Your instructions = Return the whole listing, keeping every character the same.

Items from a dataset

□ □ □ □ □ □ □

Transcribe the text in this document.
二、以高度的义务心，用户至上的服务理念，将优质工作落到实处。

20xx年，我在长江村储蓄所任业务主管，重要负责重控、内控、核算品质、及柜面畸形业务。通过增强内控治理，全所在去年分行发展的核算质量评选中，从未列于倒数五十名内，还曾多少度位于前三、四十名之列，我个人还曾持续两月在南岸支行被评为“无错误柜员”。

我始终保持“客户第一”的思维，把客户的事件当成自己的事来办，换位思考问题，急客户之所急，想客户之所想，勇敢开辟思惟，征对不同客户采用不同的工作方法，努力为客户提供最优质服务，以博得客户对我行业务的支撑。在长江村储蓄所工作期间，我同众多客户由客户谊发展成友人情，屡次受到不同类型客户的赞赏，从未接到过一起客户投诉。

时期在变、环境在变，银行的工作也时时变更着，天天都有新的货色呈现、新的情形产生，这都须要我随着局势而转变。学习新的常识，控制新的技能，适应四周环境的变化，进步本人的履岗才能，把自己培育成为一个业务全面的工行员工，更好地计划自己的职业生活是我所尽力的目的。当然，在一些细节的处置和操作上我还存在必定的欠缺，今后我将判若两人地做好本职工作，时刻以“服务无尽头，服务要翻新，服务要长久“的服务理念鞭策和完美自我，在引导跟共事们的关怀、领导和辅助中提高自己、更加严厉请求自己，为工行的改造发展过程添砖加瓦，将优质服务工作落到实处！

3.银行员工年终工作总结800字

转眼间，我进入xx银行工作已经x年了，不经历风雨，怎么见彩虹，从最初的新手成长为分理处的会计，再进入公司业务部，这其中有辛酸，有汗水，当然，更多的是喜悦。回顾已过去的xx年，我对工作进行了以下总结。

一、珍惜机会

□ □ □ □ □ □ □

Reply to the task =
Transcribe the text in this document.
二、以高度的义务心，用户至上的服务理念，将优质工作落到实处。

20xx年，我在长江村储蓄所任业务主管，重要负责重控、内控、核算品质、及柜面畸形业务。通过增强内控治理，全所在去年分行发展的核算质量评选中，从未列于倒数五十名内，还曾多少度位于前三、四十名之列，我个人还曾持续两月在南岸支行被评为“无错误柜员”。

我始终保持“客户第一”的思维，把客户的事件当成自己的事来办，换位思考问题，急客户之所急，想客户之所想，勇敢开辟思惟，征对不同客户采用不同的工作方法，努力为客户提供最优质服务，以博得客户对我行业务的支撑。在长江村储蓄所工作期间，我同众多客户由客户谊发展成友人情，屡次受到不同类型客户的赞赏，从未接到过一起客户投诉。

时期在变、环境在变，银行的工作也时时变更着，天天都有新的货色呈现、新的情形产生，这都须要我随着局势而转变。学习新的常识，控制新的技能，适应四周环境的变化，进步本人的履岗才能，把自己培育成为一个业务全面的工行员工，更好地计划自己的职业生活是我所尽力的目的。当然，在一些细节的处置和操作上我还存在必定的欠缺，今后我将判若两人地做好本职工作，时刻以“服务无尽头，服务要翻新，服务要长久“的服务理念鞭策和完美自我，在引导跟共事们的关怀、领导和辅助中提高自己、更加严厉请求自己，为工行的改造发展过程添砖加瓦，将优质服务工作落到实处！

3.银行员工年终工作总结800字

转眼间，我进入xx银行工作已经x年了，不经历风雨，怎么见彩虹，从最初的新手成长为分理处的会计，再进入公司业务部，这其中有辛酸，有汗水，当然，更多的是喜悦。回顾已过去的xx年，我对工作进行了以下总结。

一、珍惜机会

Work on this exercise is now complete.